• YOUR TASK
Your task is to quote the material that follows, in full and exactly.

• INPUT ROWS
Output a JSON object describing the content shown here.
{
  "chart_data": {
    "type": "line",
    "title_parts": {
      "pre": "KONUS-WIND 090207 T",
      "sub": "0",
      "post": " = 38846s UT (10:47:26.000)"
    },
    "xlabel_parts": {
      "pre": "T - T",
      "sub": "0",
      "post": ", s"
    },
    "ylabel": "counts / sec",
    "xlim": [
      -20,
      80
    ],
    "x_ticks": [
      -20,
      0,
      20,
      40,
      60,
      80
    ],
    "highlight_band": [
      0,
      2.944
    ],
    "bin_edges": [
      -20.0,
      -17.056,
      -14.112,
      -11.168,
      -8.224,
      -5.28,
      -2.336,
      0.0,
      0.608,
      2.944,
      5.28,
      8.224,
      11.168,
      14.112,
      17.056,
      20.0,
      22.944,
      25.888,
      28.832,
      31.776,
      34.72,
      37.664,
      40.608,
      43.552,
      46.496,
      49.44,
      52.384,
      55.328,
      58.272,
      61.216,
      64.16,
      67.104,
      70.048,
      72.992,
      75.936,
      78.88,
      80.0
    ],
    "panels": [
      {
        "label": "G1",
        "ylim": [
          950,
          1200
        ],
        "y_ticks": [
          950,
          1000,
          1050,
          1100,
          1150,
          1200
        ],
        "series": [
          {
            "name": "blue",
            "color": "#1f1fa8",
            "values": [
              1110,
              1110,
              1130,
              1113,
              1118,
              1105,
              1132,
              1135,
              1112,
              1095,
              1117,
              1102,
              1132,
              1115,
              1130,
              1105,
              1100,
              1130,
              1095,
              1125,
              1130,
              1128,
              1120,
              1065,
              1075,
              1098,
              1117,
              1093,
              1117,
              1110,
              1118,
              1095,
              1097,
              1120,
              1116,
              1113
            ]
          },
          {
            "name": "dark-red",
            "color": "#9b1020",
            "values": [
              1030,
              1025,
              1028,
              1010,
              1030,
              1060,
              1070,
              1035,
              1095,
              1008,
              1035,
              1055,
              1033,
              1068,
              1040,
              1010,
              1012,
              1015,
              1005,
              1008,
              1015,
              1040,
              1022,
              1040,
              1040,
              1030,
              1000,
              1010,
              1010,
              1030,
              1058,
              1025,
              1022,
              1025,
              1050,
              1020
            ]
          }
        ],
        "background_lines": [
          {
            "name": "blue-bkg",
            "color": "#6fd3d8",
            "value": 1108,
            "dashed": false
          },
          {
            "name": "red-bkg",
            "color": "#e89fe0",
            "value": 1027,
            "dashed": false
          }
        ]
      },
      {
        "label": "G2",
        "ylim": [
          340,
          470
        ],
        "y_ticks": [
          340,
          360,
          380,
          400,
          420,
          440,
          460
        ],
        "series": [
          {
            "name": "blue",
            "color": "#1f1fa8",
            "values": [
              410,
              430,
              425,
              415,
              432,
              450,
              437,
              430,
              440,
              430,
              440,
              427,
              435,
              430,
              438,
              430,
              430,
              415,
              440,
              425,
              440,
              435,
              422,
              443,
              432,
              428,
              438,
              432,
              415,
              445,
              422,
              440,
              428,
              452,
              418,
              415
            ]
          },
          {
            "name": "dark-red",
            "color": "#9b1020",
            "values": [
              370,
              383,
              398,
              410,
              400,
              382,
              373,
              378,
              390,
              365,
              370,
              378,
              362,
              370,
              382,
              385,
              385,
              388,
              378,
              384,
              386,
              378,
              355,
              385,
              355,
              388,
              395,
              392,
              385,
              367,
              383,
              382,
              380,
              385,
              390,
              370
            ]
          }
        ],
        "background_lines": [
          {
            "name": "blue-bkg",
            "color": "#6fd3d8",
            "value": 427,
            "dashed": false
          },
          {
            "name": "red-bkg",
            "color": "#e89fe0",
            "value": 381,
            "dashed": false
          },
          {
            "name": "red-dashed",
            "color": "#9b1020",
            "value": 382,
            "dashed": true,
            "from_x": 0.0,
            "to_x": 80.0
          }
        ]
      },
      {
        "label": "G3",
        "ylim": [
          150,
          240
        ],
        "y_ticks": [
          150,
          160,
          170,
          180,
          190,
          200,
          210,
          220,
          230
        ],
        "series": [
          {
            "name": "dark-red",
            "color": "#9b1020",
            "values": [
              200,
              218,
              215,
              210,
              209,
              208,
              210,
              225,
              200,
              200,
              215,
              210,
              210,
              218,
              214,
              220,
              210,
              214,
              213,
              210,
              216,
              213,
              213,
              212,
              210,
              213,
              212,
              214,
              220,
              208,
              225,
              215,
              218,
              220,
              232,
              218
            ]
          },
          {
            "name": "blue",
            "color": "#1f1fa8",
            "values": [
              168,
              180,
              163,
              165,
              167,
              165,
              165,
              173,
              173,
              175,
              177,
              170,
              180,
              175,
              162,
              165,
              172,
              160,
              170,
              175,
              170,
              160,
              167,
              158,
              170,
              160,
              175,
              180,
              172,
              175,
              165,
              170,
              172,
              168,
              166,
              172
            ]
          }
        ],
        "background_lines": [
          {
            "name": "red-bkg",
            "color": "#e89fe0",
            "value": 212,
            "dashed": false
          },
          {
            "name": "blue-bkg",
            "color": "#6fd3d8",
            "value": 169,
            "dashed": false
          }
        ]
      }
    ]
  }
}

• SOLUTION
Output a JSON object describing the content shown here.
{
  "chart_data": {
    "type": "line",
    "title_parts": {
      "pre": "KONUS-WIND 090207 T",
      "sub": "0",
      "post": " = 38846s UT (10:47:26.000)"
    },
    "xlabel_parts": {
      "pre": "T - T",
      "sub": "0",
      "post": ", s"
    },
    "ylabel": "counts / sec",
    "xlim": [
      -20,
      80
    ],
    "x_ticks": [
      -20,
      0,
      20,
      40,
      60,
      80
    ],
    "highlight_band": [
      0,
      2.944
    ],
    "bin_edges": [
      -20.0,
      -17.056,
      -14.112,
      -11.168,
      -8.224,
      -5.28,
      -2.336,
      0.0,
      0.608,
      2.944,
      5.28,
      8.224,
      11.168,
      14.112,
      17.056,
      20.0,
      22.944,
      25.888,
      28.832,
      31.776,
      34.72,
      37.664,
      40.608,
      43.552,
      46.496,
      49.44,
      52.384,
      55.328,
      58.272,
      61.216,
      64.16,
      67.104,
      70.048,
      72.992,
      75.936,
      78.88,
      80.0
    ],
    "panels": [
      {
        "label": "G1",
        "ylim": [
          950,
          1200
        ],
        "y_ticks": [
          950,
          1000,
          1050,
          1100,
          1150,
          1200
        ],
        "series": [
          {
            "name": "blue",
            "color": "#1f1fa8",
            "values": [
              1110,
              1110,
              1130,
              1113,
              1118,
              1105,
              1132,
              1135,
              1112,
              1095,
              1117,
              1102,
              1132,
              1115,
              1130,
              1105,
              1100,
              1130,
              1095,
              1125,
              1130,
              1128,
              1120,
              1065,
              1075,
              1098,
              1117,
              1093,
              1117,
              1110,
              1118,
              1095,
              1097,
              1120,
              1116,
              1113
            ]
          },
          {
            "name": "dark-red",
            "color": "#9b1020",
            "values": [
              1030,
              1025,
              1028,
              1010,
              1030,
              1060,
              1070,
              1035,
              1095,
              1008,
              1035,
              1055,
              1033,
              1068,
              1040,
              1010,
              1012,
              1015,
              1005,
              1008,
              1015,
              1040,
              1022,
              1040,
              1040,
              1030,
              1000,
              1010,
              1010,
              1030,
              1058,
              1025,
              1022,
              1025,
              1050,
              1020
            ]
          }
        ],
        "background_lines": [
          {
            "name": "blue-bkg",
            "color": "#6fd3d8",
            "value": 1108,
            "dashed": false
          },
          {
            "name": "red-bkg",
            "color": "#e89fe0",
            "value": 1027,
            "dashed": false
          }
        ]
      },
      {
        "label": "G2",
        "ylim": [
          340,
          470
        ],
        "y_ticks": [
          340,
          360,
          380,
          400,
          420,
          440,
          460
        ],
        "series": [
          {
            "name": "blue",
            "color": "#1f1fa8",
            "values": [
              410,
              430,
              425,
              415,
              432,
              450,
              437,
              430,
              440,
              430,
              440,
              427,
              435,
              430,
              438,
              430,
              430,
              415,
              440,
              425,
              440,
              435,
              422,
              443,
              432,
              428,
              438,
              432,
              415,
              445,
              422,
              440,
              428,
              452,
              418,
              415
            ]
          },
          {
            "name": "dark-red",
            "color": "#9b1020",
            "values": [
              370,
              383,
              398,
              410,
              400,
              382,
              373,
              378,
              390,
              365,
              370,
              378,
              362,
              370,
              382,
              385,
              385,
              388,
              378,
              384,
              386,
              378,
              355,
              385,
              355,
              388,
              395,
              392,
              385,
              367,
              383,
              382,
              380,
              385,
              390,
              370
            ]
          }
        ],
        "background_lines": [
          {
            "name": "blue-bkg",
            "color": "#6fd3d8",
            "value": 427,
            "dashed": false
          },
          {
            "name": "red-bkg",
            "color": "#e89fe0",
            "value": 381,
            "dashed": false
          },
          {
            "name": "red-dashed",
            "color": "#9b1020",
            "value": 382,
            "dashed": true,
            "from_x": 0.0,
            "to_x": 80.0
          }
        ]
      },
      {
        "label": "G3",
        "ylim": [
          150,
          240
        ],
        "y_ticks": [
          150,
          160,
          170,
          180,
          190,
          200,
          210,
          220,
          230
        ],
        "series": [
          {
            "name": "dark-red",
            "color": "#9b1020",
            "values": [
              200,
              218,
              215,
              210,
              209,
              208,
              210,
              225,
              200,
              200,
              215,
              210,
              210,
              218,
              214,
              220,
              210,
              214,
              213,
              210,
              216,
              213,
              213,
              212,
              210,
              213,
              212,
              214,
              220,
              208,
              225,
              215,
              218,
              220,
              232,
              218
            ]
          },
          {
            "name": "blue",
            "color": "#1f1fa8",
            "values": [
              168,
              180,
              163,
              165,
              167,
              165,
              165,
              173,
              173,
              175,
              177,
              170,
              180,
              175,
              162,
              165,
              172,
              160,
              170,
              175,
              170,
              160,
              167,
              158,
              170,
              160,
              175,
              180,
              172,
              175,
              165,
              170,
              172,
              168,
              166,
              172
            ]
          }
        ],
        "background_lines": [
          {
            "name": "red-bkg",
            "color": "#e89fe0",
            "value": 212,
            "dashed": false
          },
          {
            "name": "blue-bkg",
            "color": "#6fd3d8",
            "value": 169,
            "dashed": false
          }
        ]
      }
    ]
  }
}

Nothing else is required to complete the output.